* _What the task asks_: Swap "collabvm" for "guestuser" throughout the records below and leave every other line unchanged. Omit the picture from your answer.

* _Stored data_:
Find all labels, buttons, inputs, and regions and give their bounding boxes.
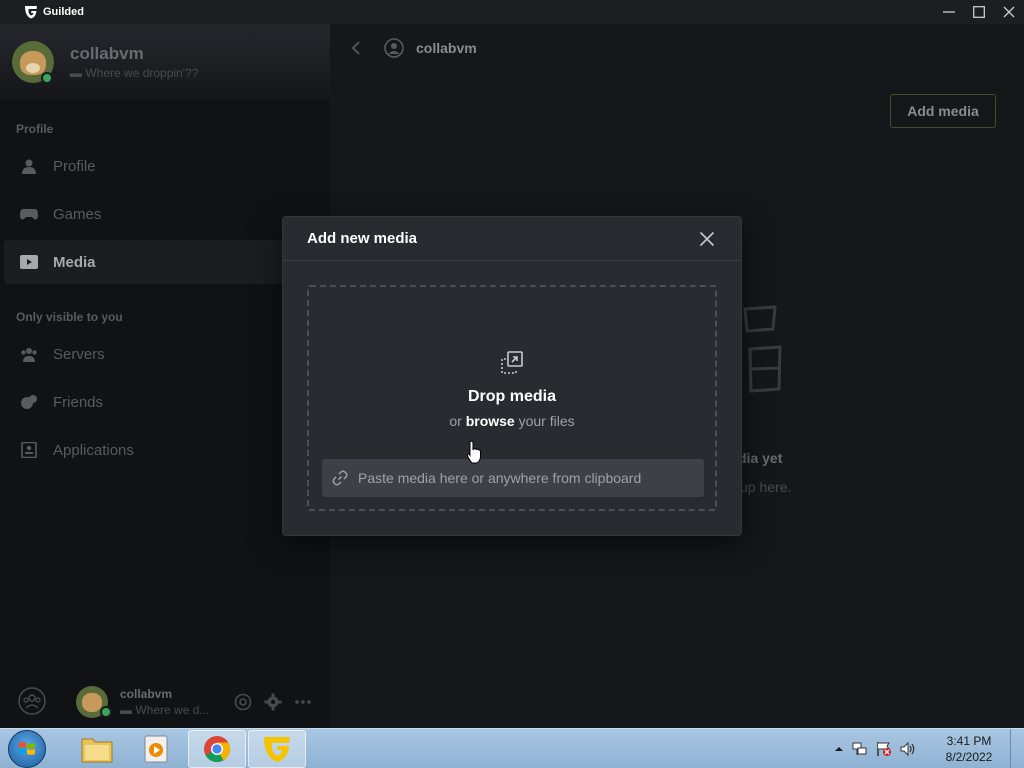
window-titlebar: Guilded (0, 0, 1024, 24)
footer-online-dot (100, 706, 112, 718)
taskbar-chrome[interactable] (188, 729, 246, 768)
chrome-icon (204, 735, 231, 762)
guilded-logo-icon (25, 6, 37, 19)
paste-placeholder: Paste media here or anywhere from clipbo… (358, 470, 642, 486)
volume-icon[interactable] (900, 741, 916, 757)
clock-date: 8/2/2022 (945, 750, 993, 764)
empty-state-subtitle: up here. (740, 479, 792, 495)
empty-media-illustration-icon (743, 305, 782, 393)
empty-state-title: dia yet (738, 450, 783, 466)
taskbar-media-player[interactable] (128, 730, 186, 768)
sidebar-item-media[interactable]: Media (4, 240, 324, 284)
browse-files-link[interactable]: browse (466, 413, 515, 429)
user-circle-icon (384, 38, 404, 58)
modal-title: Add new media (307, 230, 418, 247)
system-tray: 3:41 PM 8/2/2022 (834, 729, 1024, 768)
user-icon (22, 159, 36, 174)
maximize-button[interactable] (964, 0, 994, 24)
show-hidden-icons-icon[interactable] (834, 745, 844, 753)
sidebar-item-profile[interactable]: Profile (4, 144, 324, 188)
mention-icon[interactable] (234, 693, 252, 711)
guilded-logo-icon (264, 736, 290, 762)
header-username: collabvm (416, 40, 477, 56)
application-icon (21, 442, 37, 458)
start-button[interactable] (8, 729, 46, 768)
show-desktop-button[interactable] (1010, 729, 1024, 768)
minimize-button[interactable] (934, 0, 964, 24)
sidebar-item-applications[interactable]: Applications (4, 428, 324, 472)
drop-media-subtitle: or browse your files (449, 413, 575, 429)
footer-status: ▬ Where we d... (120, 703, 210, 717)
modal-close-button[interactable] (697, 229, 717, 249)
action-center-icon[interactable] (876, 741, 892, 757)
windows-taskbar: 3:41 PM 8/2/2022 (0, 728, 1024, 768)
taskbar-guilded[interactable] (248, 729, 306, 768)
upload-media-icon (501, 351, 523, 374)
hand-cursor-icon (466, 440, 481, 464)
paste-clipboard-field[interactable]: Paste media here or anywhere from clipbo… (322, 459, 704, 497)
group-icon (21, 348, 37, 362)
sidebar-item-friends[interactable]: Friends (4, 380, 324, 424)
close-icon (1003, 6, 1015, 18)
back-arrow-icon[interactable] (350, 40, 362, 56)
sidebar-item-games[interactable]: Games (4, 192, 324, 236)
friends-icon (21, 395, 37, 409)
media-player-icon (144, 735, 168, 762)
more-options-icon[interactable] (294, 693, 312, 711)
section-label-private: Only visible to you (16, 310, 123, 324)
community-icon[interactable] (17, 686, 47, 716)
app-name: Guilded (43, 6, 84, 18)
profile-header: collabvm ▬ Where we droppin'?? (0, 24, 330, 100)
play-icon (20, 255, 38, 269)
main-header: collabvm (330, 24, 1024, 72)
link-icon (332, 470, 348, 486)
minimize-icon (943, 11, 955, 13)
online-status-dot (41, 72, 53, 84)
folder-icon (81, 738, 113, 762)
network-icon[interactable] (852, 741, 868, 757)
close-icon (699, 231, 715, 247)
add-media-modal: Add new media Drop media or browse your … (282, 216, 742, 536)
profile-sidebar: collabvm ▬ Where we droppin'?? Profile P… (0, 24, 330, 728)
windows-logo-icon (19, 741, 35, 755)
add-media-button[interactable]: Add media (890, 94, 996, 128)
close-window-button[interactable] (994, 0, 1024, 24)
profile-status: ▬ Where we droppin'?? (70, 66, 199, 80)
media-dropzone[interactable]: Drop media or browse your files Paste me… (307, 285, 717, 511)
section-label-profile: Profile (16, 122, 54, 136)
sidebar-item-servers[interactable]: Servers (4, 332, 324, 376)
profile-username: collabvm (70, 44, 144, 63)
footer-username: collabvm (120, 687, 173, 701)
maximize-icon (973, 6, 985, 18)
gear-icon[interactable] (264, 693, 282, 711)
taskbar-explorer[interactable] (68, 730, 126, 768)
clock-time: 3:41 PM (946, 734, 992, 748)
drop-media-title: Drop media (467, 388, 556, 405)
system-clock[interactable]: 3:41 PM 8/2/2022 (934, 733, 1004, 765)
sidebar-footer: collabvm ▬ Where we d... (0, 676, 330, 728)
gamepad-icon (20, 209, 38, 220)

* _Result of this exercise_:
Find all labels, buttons, inputs, and regions and give their bounding boxes.
window-titlebar: Guilded (0, 0, 1024, 24)
footer-online-dot (100, 706, 112, 718)
taskbar-chrome[interactable] (188, 729, 246, 768)
chrome-icon (204, 735, 231, 762)
guilded-logo-icon (25, 6, 37, 19)
paste-placeholder: Paste media here or anywhere from clipbo… (358, 470, 642, 486)
volume-icon[interactable] (900, 741, 916, 757)
clock-date: 8/2/2022 (945, 750, 993, 764)
empty-state-subtitle: up here. (740, 479, 792, 495)
empty-media-illustration-icon (743, 305, 782, 393)
empty-state-title: dia yet (738, 450, 783, 466)
taskbar-media-player[interactable] (128, 730, 186, 768)
sidebar-item-media[interactable]: Media (4, 240, 324, 284)
browse-files-link[interactable]: browse (466, 413, 515, 429)
user-circle-icon (384, 38, 404, 58)
modal-title: Add new media (307, 230, 418, 247)
system-tray: 3:41 PM 8/2/2022 (834, 729, 1024, 768)
user-icon (22, 159, 36, 174)
maximize-button[interactable] (964, 0, 994, 24)
show-hidden-icons-icon[interactable] (834, 745, 844, 753)
sidebar-item-profile[interactable]: Profile (4, 144, 324, 188)
mention-icon[interactable] (234, 693, 252, 711)
guilded-logo-icon (264, 736, 290, 762)
header-username: guestuser (416, 40, 477, 56)
application-icon (21, 442, 37, 458)
start-button[interactable] (8, 729, 46, 768)
show-desktop-button[interactable] (1010, 729, 1024, 768)
minimize-button[interactable] (934, 0, 964, 24)
sidebar-item-applications[interactable]: Applications (4, 428, 324, 472)
drop-media-subtitle: or browse your files (449, 413, 575, 429)
footer-status: ▬ Where we d... (120, 703, 210, 717)
modal-close-button[interactable] (697, 229, 717, 249)
action-center-icon[interactable] (876, 741, 892, 757)
windows-taskbar: 3:41 PM 8/2/2022 (0, 728, 1024, 768)
taskbar-guilded[interactable] (248, 729, 306, 768)
upload-media-icon (501, 351, 523, 374)
hand-cursor-icon (466, 440, 481, 464)
paste-clipboard-field[interactable]: Paste media here or anywhere from clipbo… (322, 459, 704, 497)
group-icon (21, 348, 37, 362)
sidebar-item-friends[interactable]: Friends (4, 380, 324, 424)
close-icon (1003, 6, 1015, 18)
back-arrow-icon[interactable] (350, 40, 362, 56)
sidebar-item-games[interactable]: Games (4, 192, 324, 236)
friends-icon (21, 395, 37, 409)
media-player-icon (144, 735, 168, 762)
more-options-icon[interactable] (294, 693, 312, 711)
section-label-private: Only visible to you (16, 310, 123, 324)
community-icon[interactable] (17, 686, 47, 716)
app-name: Guilded (43, 6, 84, 18)
profile-header: guestuser ▬ Where we droppin'?? (0, 24, 330, 100)
play-icon (20, 255, 38, 269)
main-header: guestuser (330, 24, 1024, 72)
link-icon (332, 470, 348, 486)
minimize-icon (943, 11, 955, 13)
online-status-dot (41, 72, 53, 84)
folder-icon (81, 738, 113, 762)
network-icon[interactable] (852, 741, 868, 757)
close-icon (699, 231, 715, 247)
add-media-modal: Add new media Drop media or browse your … (282, 216, 742, 536)
profile-sidebar: guestuser ▬ Where we droppin'?? Profile P… (0, 24, 330, 728)
windows-logo-icon (19, 741, 35, 755)
add-media-button[interactable]: Add media (890, 94, 996, 128)
close-window-button[interactable] (994, 0, 1024, 24)
profile-status: ▬ Where we droppin'?? (70, 66, 199, 80)
media-dropzone[interactable]: Drop media or browse your files Paste me… (307, 285, 717, 511)
section-label-profile: Profile (16, 122, 54, 136)
sidebar-item-servers[interactable]: Servers (4, 332, 324, 376)
profile-username: guestuser (70, 44, 144, 63)
footer-username: guestuser (120, 687, 173, 701)
maximize-icon (973, 6, 985, 18)
gear-icon[interactable] (264, 693, 282, 711)
taskbar-explorer[interactable] (68, 730, 126, 768)
clock-time: 3:41 PM (946, 734, 992, 748)
drop-media-title: Drop media (467, 388, 556, 405)
system-clock[interactable]: 3:41 PM 8/2/2022 (934, 733, 1004, 765)
sidebar-footer: guestuser ▬ Where we d... (0, 676, 330, 728)
gamepad-icon (20, 209, 38, 220)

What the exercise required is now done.